» Requirement:
Recast the stretch of entries from the line containing "- chakra shadow: [704, 662, 878, 836]" through the line containing "- badge edition: Edition: [359, 250, 431, 282]" as a JSON list of strings, one string per line, with blank lines left out.

── Records to use

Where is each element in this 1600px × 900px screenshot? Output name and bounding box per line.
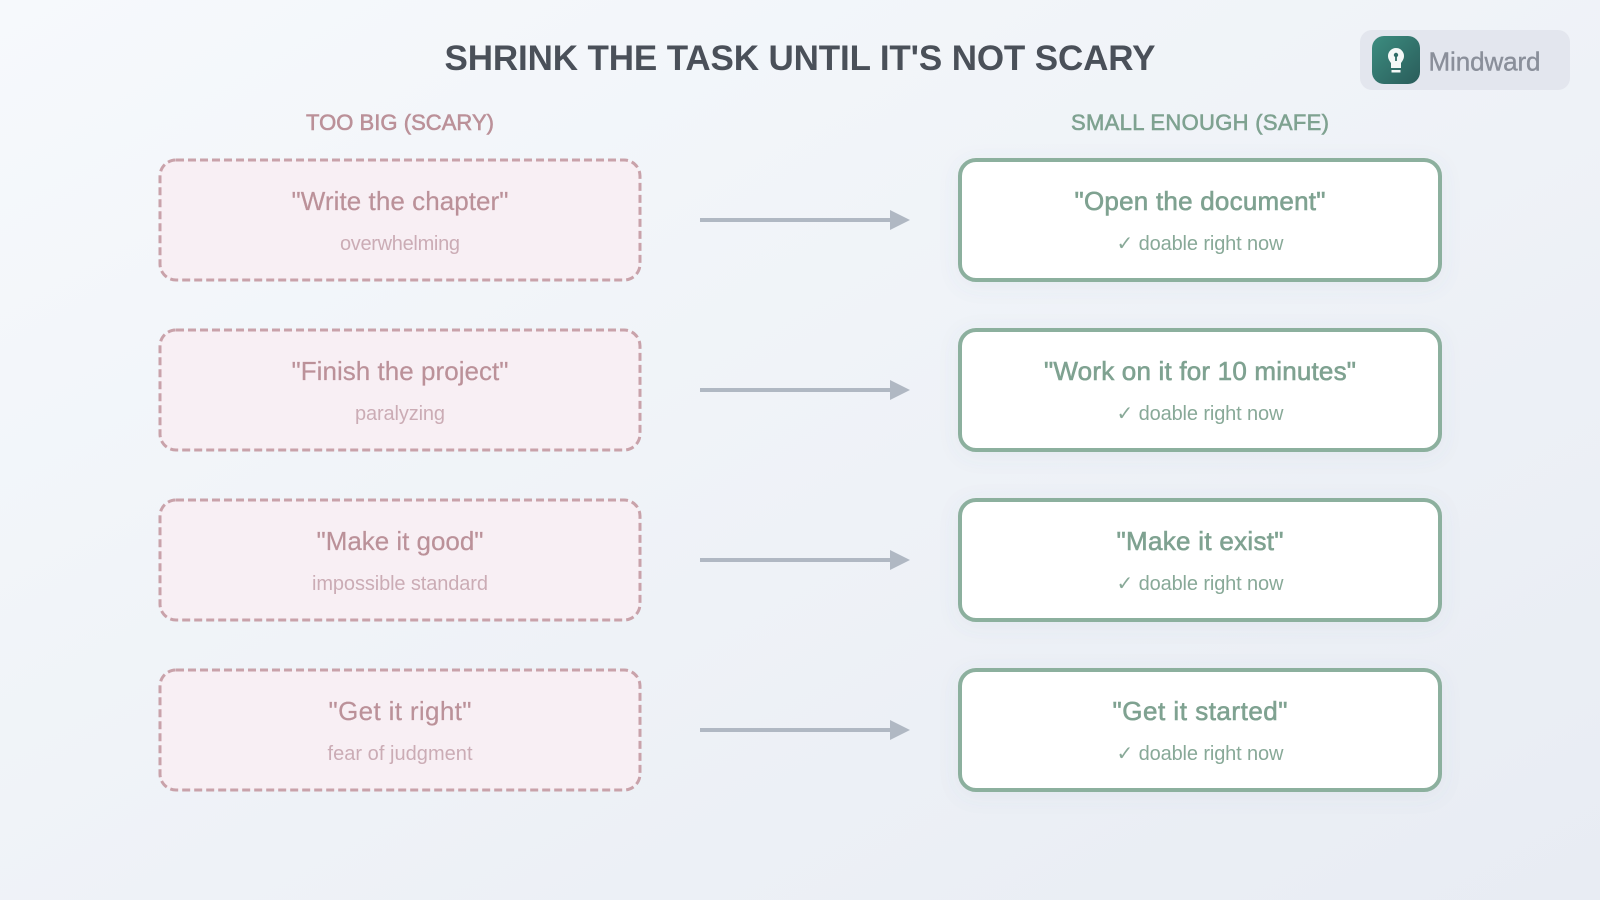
row 1: scary card: "Write the chapter" [292, 186, 508, 216]
row 4: safe card [960, 670, 1440, 790]
logo badge: Mindward [1360, 30, 1570, 90]
row 1: scary card [160, 160, 640, 280]
row 3: scary card [160, 500, 640, 620]
row 4: scary card [160, 670, 640, 790]
row 1: safe card [960, 160, 1440, 280]
brand name: Mindward [1428, 46, 1540, 76]
row 3: scary card: "Make it good" [316, 526, 484, 556]
row 1: arrow [700, 210, 910, 230]
row 3: safe card [960, 500, 1440, 620]
row 2: scary card: "Finish the project" [292, 356, 508, 386]
row 3: safe card: ✓ doable right now [1116, 573, 1284, 595]
row 2: safe card: ✓ doable right now [1116, 403, 1284, 425]
icon: lightbulb [1372, 36, 1420, 84]
row 4: safe card: "Get it started" [1112, 696, 1288, 726]
row 2: safe card [960, 330, 1440, 450]
row 1: safe card: "Open the document" [1074, 186, 1326, 216]
row 2: arrow [700, 380, 910, 400]
row 4: safe card: ✓ doable right now [1116, 743, 1284, 765]
row 3: scary card: impossible standard [312, 573, 488, 595]
column heading: too big: TOO BIG (SCARY) [306, 110, 494, 135]
title: SHRINK THE TASK UNTIL IT'S NOT SCARY [444, 39, 1156, 78]
row 4: arrow [700, 720, 910, 740]
row 3: arrow [700, 550, 910, 570]
row 2: scary card [160, 330, 640, 450]
column heading: small enough: SMALL ENOUGH (SAFE) [1071, 110, 1329, 135]
row 4: scary card: "Get it right" [328, 696, 472, 726]
row 4: scary card: fear of judgment [328, 743, 473, 765]
row 1: scary card: overwhelming [340, 233, 460, 255]
row 1: safe card: ✓ doable right now [1116, 233, 1284, 255]
row 2: scary card: paralyzing [355, 403, 445, 425]
row 2: safe card: "Work on it for 10 minutes" [1044, 356, 1356, 386]
row 3: safe card: "Make it exist" [1116, 526, 1284, 556]
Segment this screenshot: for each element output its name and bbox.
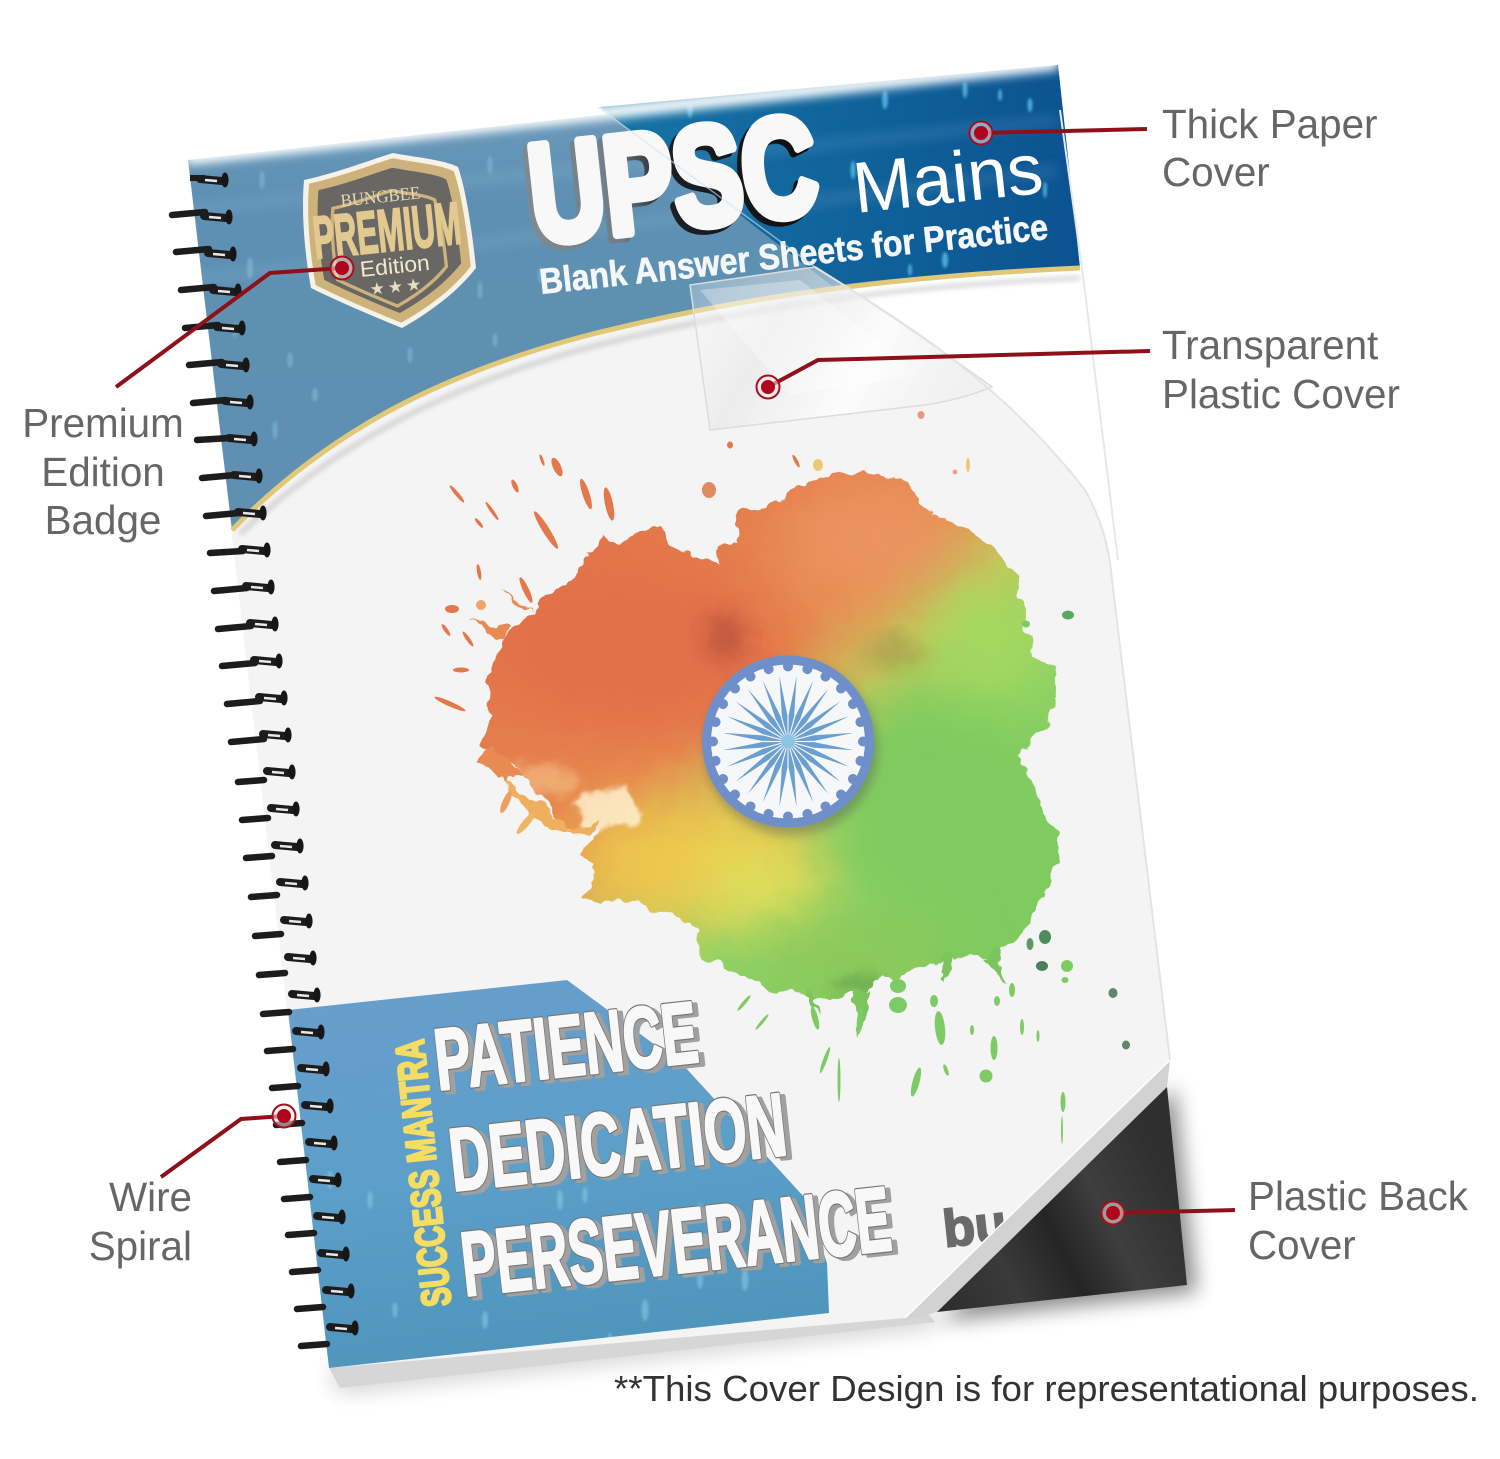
- chakra shadow: [704, 662, 878, 836]
- word dedication: DEDICATION: [450, 1076, 796, 1212]
- orange droplets: [433, 411, 924, 836]
- word dedication: DEDICATION: [444, 1074, 791, 1210]
- word perseverance: PERSEVERANCE: [456, 1169, 896, 1316]
- yellow droplets: [813, 458, 970, 474]
- leader line: [116, 268, 342, 387]
- white sheet: [188, 65, 1186, 1368]
- wire spiral: [172, 172, 359, 1346]
- glow along top edge: [186, 63, 1058, 158]
- fringe of the splash: [470, 590, 1005, 1040]
- badge edition: Edition: [359, 250, 431, 282]
- yellow mantra text: SUCCESS MANTRA: [387, 1037, 460, 1309]
- back cover shadow: [940, 1087, 1197, 1322]
- chakra hub: [781, 734, 795, 748]
- label: Cover: [1248, 1222, 1356, 1268]
- label: Edition: [41, 449, 165, 495]
- book shadow: [325, 1305, 940, 1394]
- band uncovered dark blue: [600, 65, 1080, 286]
- flap highlight: [700, 280, 920, 395]
- badge grey core: [318, 168, 461, 313]
- badge brand: BUNGBEE: [340, 182, 421, 211]
- marker: [1102, 1202, 1124, 1224]
- lower blue shape: [288, 980, 829, 1368]
- badge gold lining: [332, 191, 446, 306]
- leader line: [1113, 1210, 1235, 1213]
- plastic back cover: [905, 1060, 1197, 1322]
- gold swoosh: [232, 268, 1080, 530]
- chakra rim: [702, 656, 874, 828]
- swoosh shadow: [240, 278, 1080, 534]
- word dedication: [444, 1073, 796, 1213]
- title UPSC Mains: [517, 86, 1050, 302]
- callout: premium edition badge: [22, 256, 354, 543]
- word perseverance: PERSEVERANCE: [456, 1169, 896, 1316]
- subtitle: Blank Answer Sheets for Practice: [537, 206, 1050, 302]
- peeled plastic sheet: [598, 107, 1170, 1060]
- paper right edge: [1060, 110, 1118, 560]
- top cover band: [186, 63, 1080, 534]
- back cover: [937, 1087, 1187, 1312]
- premium edition badge: [303, 153, 476, 328]
- footnote: **This Cover Design is for representational purposes.: [614, 1368, 1479, 1409]
- badge gold: [308, 158, 471, 323]
- plastic fold over blue: [598, 107, 815, 267]
- UPSC: UPSC: [521, 86, 825, 273]
- label: Badge: [45, 497, 161, 543]
- leader line: [768, 351, 1150, 387]
- label: Thick Paper: [1162, 101, 1378, 147]
- word patience: PATIENCE: [430, 984, 703, 1109]
- green droplets: [736, 610, 1130, 1144]
- brand fragment: bu: [940, 1194, 1009, 1259]
- label: Plastic Cover: [1162, 371, 1400, 417]
- label: Wire: [109, 1174, 192, 1220]
- word perseverance: [456, 1168, 901, 1319]
- label: Plastic Back: [1248, 1173, 1469, 1219]
- callout: transparent plastic cover: [756, 322, 1400, 417]
- badge stars: ★★★: [369, 275, 425, 300]
- callout: thick paper cover: [970, 101, 1378, 195]
- marker: [756, 376, 780, 398]
- label: Cover: [1162, 149, 1270, 195]
- Mains: Mains: [849, 129, 1047, 229]
- leader line: [161, 1116, 284, 1177]
- plastic corner highlight: [905, 1060, 1170, 1318]
- wire loops: [190, 172, 359, 1336]
- callout: plastic back cover: [1102, 1173, 1469, 1268]
- label: Premium: [22, 400, 184, 446]
- sparkles: [188, 82, 1058, 439]
- badge premium: PREMIUM: [310, 190, 464, 272]
- chakra spokes: [722, 676, 854, 807]
- curled flap: [690, 267, 992, 430]
- notebook paper: [188, 65, 1186, 1388]
- callout: wire spiral: [89, 1104, 296, 1269]
- splash body: [460, 460, 1080, 1040]
- label: Transparent: [1162, 322, 1378, 368]
- plastic curled edge: [815, 267, 1170, 1060]
- ashoka chakra: [702, 656, 878, 836]
- success mantra panel: [288, 980, 1009, 1368]
- badge outline: [303, 153, 476, 328]
- label: Spiral: [89, 1223, 192, 1269]
- plastic tinted area: [188, 160, 1170, 1368]
- word perseverance: PERSEVERANCE: [462, 1171, 901, 1318]
- lower sparkles: [327, 1171, 748, 1347]
- page stack: [329, 1305, 935, 1388]
- band plastic-covered blue: [188, 65, 1080, 530]
- word patience: PATIENCE: [430, 984, 703, 1109]
- plastic corner strip: [905, 1060, 1170, 1320]
- word patience: PATIENCE: [435, 986, 708, 1111]
- marker: [272, 1104, 296, 1128]
- word dedication: DEDICATION: [444, 1074, 791, 1210]
- back wires: [172, 212, 327, 1346]
- leader line: [981, 129, 1147, 133]
- UPSC shadow: UPSC: [517, 90, 820, 277]
- chakra bumps: [708, 662, 868, 822]
- word patience: [430, 983, 708, 1112]
- tricolor paint splash: [433, 411, 1130, 1144]
- marker: [970, 122, 992, 144]
- marker: [330, 256, 354, 280]
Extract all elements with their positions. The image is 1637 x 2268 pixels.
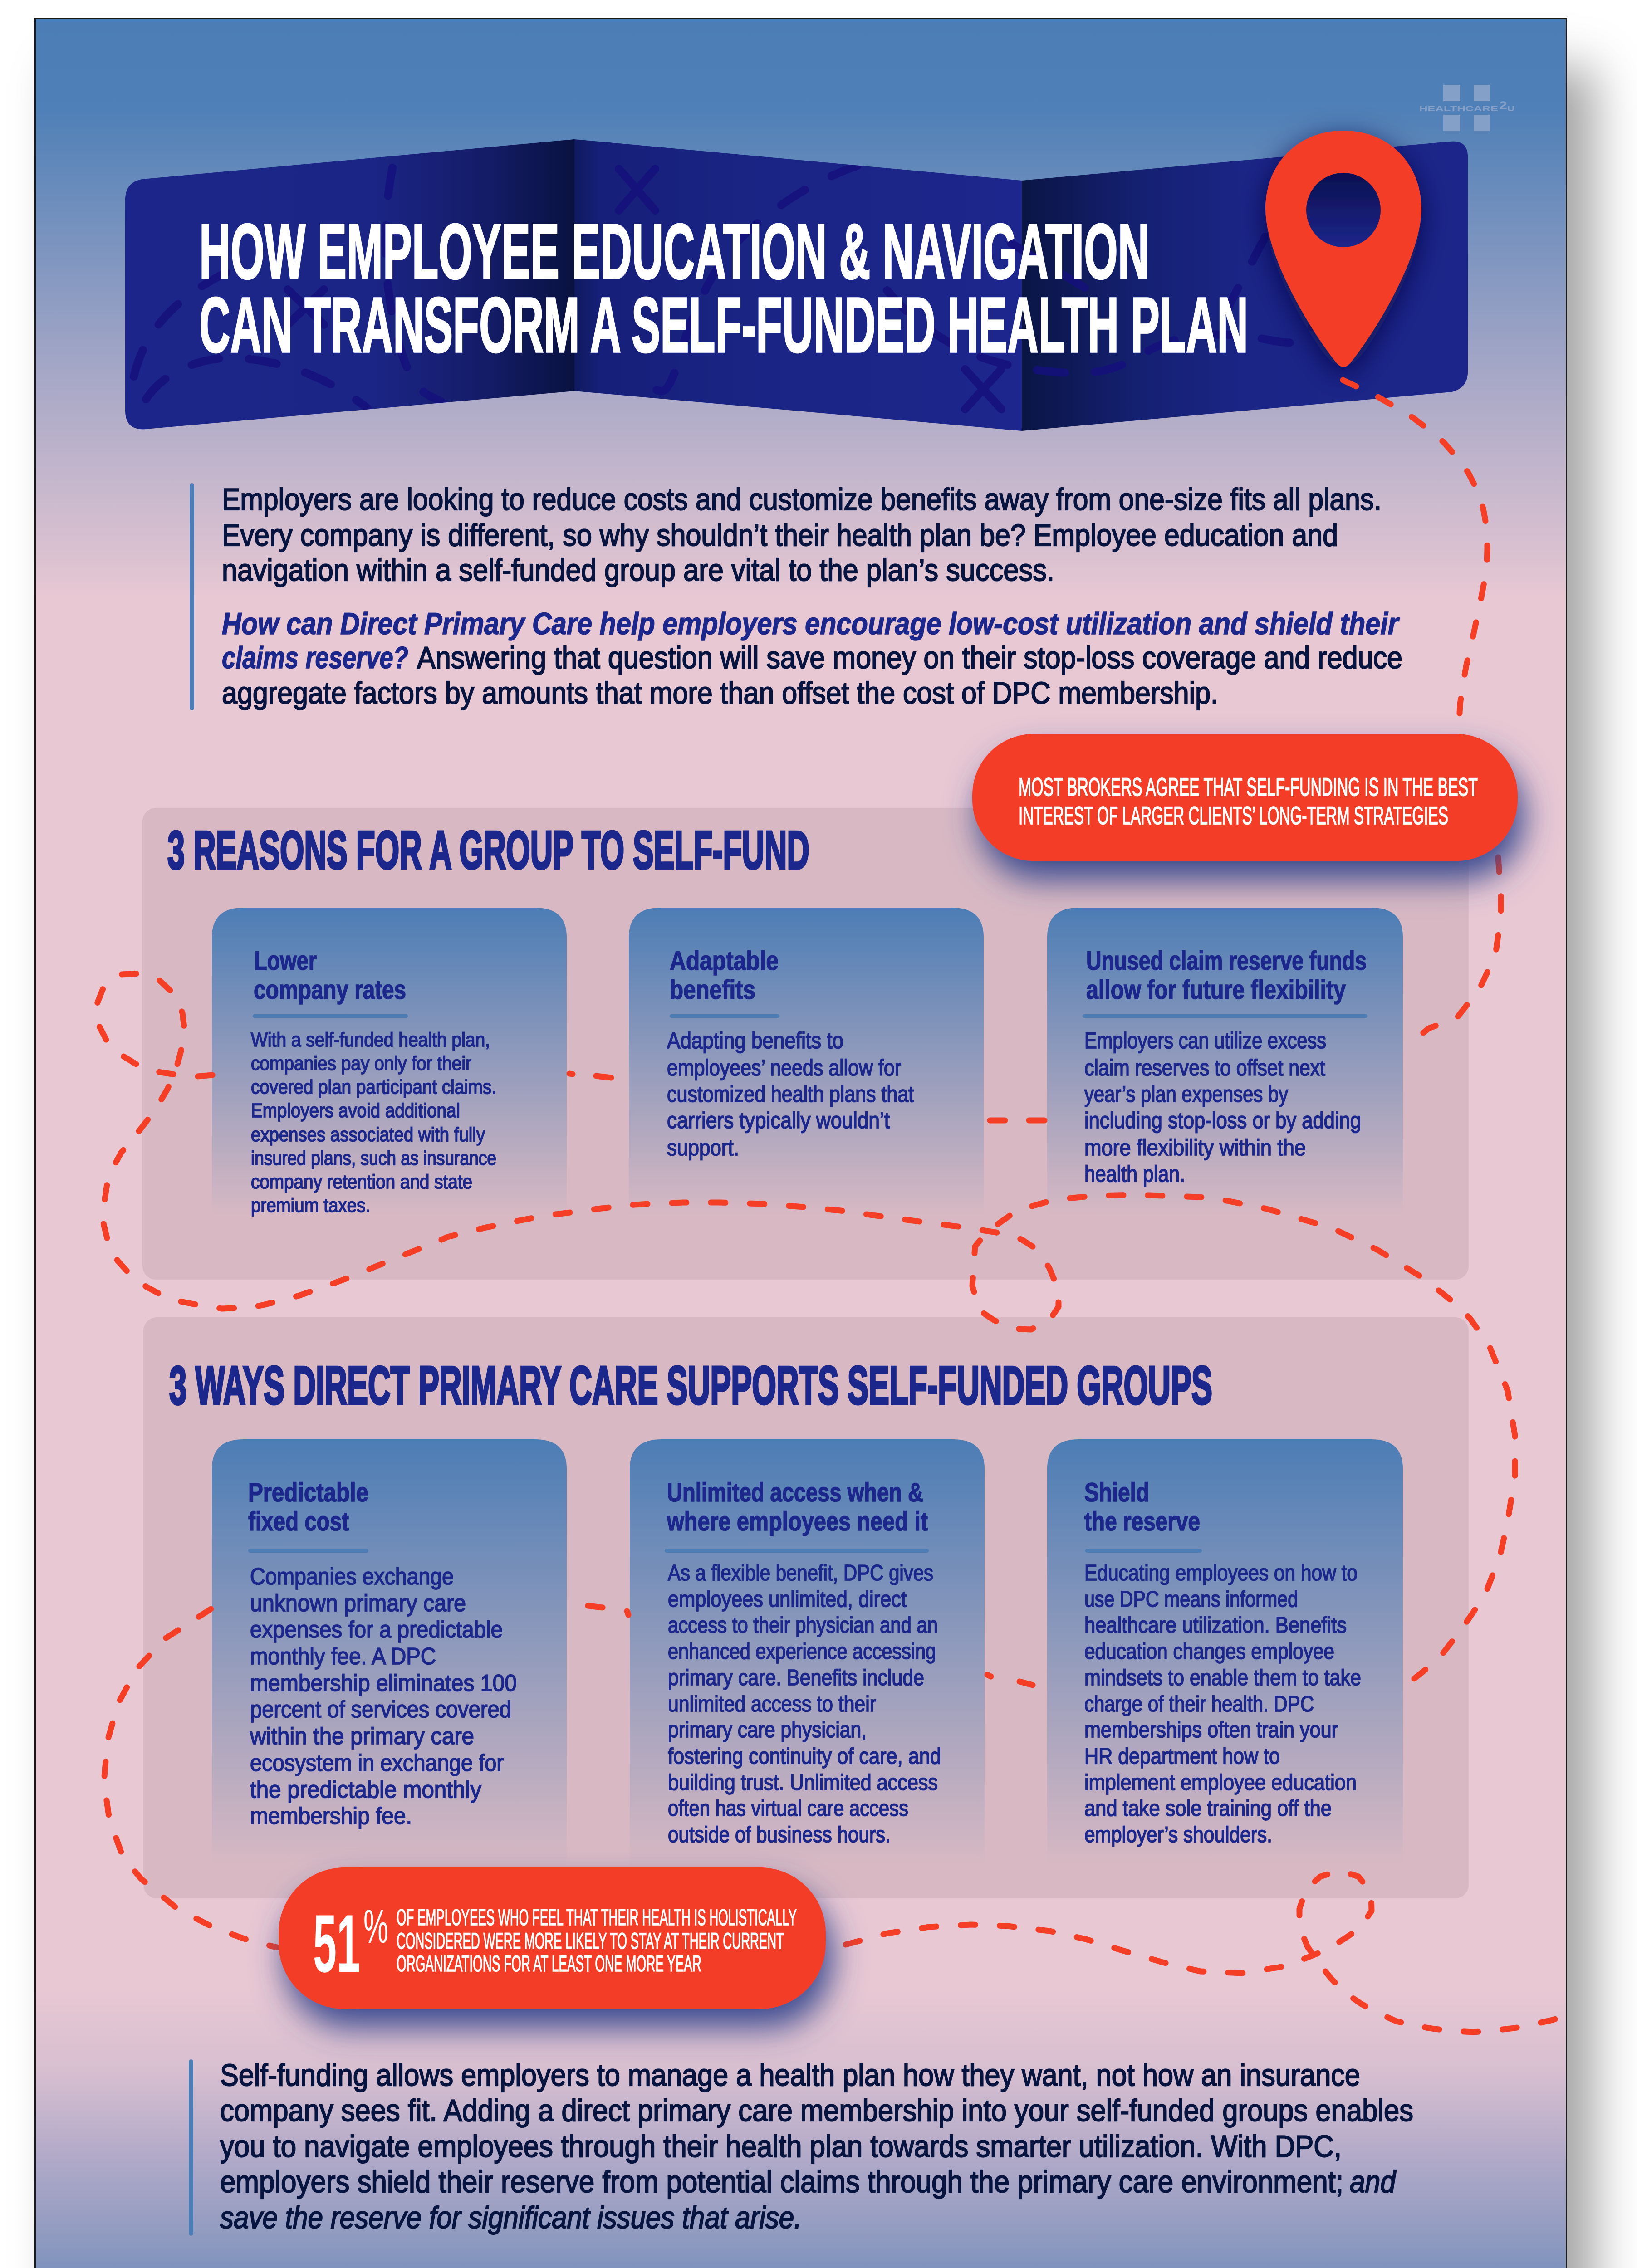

────

» Exercise result:
[
  "- chakra shadow: [704, 662, 878, 836]",
  "- word dedication: DEDICATION: [450, 1076, 796, 1212]",
  "- orange droplets: [433, 411, 924, 836]",
  "- word dedication: DEDICATION: [444, 1074, 791, 1210]",
  "- word perseverance: PERSEVERANCE: [456, 1169, 896, 1316]",
  "- yellow droplets: [813, 458, 970, 474]",
  "- leader line: [116, 268, 342, 387]",
  "- white sheet: [188, 65, 1186, 1368]",
  "- wire spiral: [172, 172, 359, 1346]",
  "- glow along top edge: [186, 63, 1058, 158]",
  "- fringe of the splash: [470, 590, 1005, 1040]",
  "- badge edition: Edition: [359, 250, 431, 282]"
]